== Records shown ==

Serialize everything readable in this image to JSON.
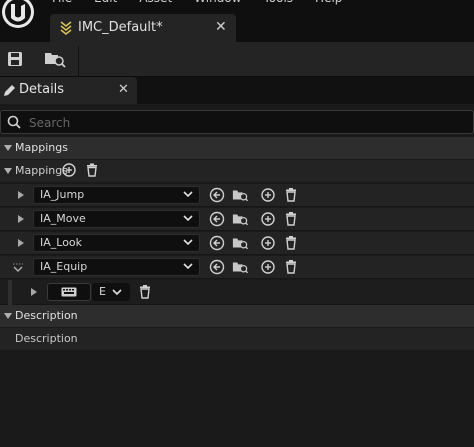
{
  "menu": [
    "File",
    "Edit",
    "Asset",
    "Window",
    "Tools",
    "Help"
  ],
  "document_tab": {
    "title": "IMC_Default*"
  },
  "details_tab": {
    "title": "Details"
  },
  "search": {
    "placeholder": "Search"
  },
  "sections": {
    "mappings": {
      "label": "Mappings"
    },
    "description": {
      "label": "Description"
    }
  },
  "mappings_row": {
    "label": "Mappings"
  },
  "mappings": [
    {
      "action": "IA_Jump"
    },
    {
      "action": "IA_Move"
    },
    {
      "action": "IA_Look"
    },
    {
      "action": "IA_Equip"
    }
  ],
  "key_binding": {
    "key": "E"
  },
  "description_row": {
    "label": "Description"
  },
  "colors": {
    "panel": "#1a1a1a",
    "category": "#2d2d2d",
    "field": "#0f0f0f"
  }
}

===
== Records shown ==

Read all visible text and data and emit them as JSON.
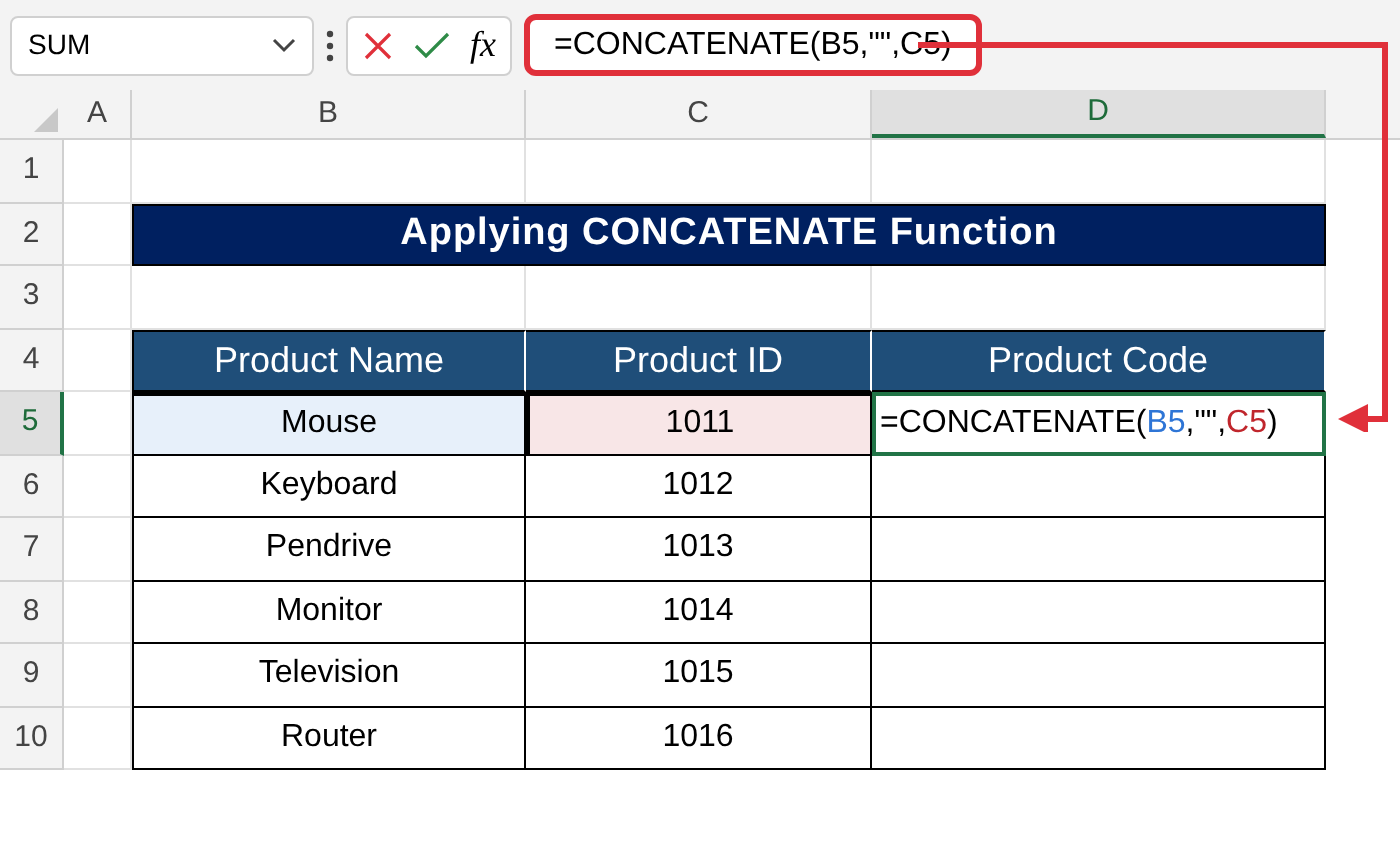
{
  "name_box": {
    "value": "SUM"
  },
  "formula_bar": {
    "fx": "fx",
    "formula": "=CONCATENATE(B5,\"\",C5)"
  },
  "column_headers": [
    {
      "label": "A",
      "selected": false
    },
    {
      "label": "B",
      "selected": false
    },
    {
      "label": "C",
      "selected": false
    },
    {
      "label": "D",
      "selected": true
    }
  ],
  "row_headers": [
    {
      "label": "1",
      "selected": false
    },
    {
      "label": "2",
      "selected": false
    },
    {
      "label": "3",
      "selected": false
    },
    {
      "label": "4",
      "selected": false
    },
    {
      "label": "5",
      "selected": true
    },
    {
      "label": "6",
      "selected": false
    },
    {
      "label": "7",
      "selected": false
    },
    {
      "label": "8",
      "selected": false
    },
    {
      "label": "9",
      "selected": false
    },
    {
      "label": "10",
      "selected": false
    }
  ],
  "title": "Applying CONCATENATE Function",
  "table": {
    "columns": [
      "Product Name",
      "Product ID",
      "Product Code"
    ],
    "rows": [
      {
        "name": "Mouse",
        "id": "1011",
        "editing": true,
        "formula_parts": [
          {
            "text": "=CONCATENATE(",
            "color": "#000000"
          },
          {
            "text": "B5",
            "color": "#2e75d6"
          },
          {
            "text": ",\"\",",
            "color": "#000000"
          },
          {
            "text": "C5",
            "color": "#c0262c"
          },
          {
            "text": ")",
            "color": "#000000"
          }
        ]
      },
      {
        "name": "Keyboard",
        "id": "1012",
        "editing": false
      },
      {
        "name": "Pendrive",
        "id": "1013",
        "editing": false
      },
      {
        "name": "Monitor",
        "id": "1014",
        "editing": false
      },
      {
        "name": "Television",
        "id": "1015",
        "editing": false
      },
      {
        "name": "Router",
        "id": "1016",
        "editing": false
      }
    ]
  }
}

===

Find each line holding the word "JSON" and copy it.

Serialize everything readable in this image to JSON.
Read all visible text and data and emit them as JSON.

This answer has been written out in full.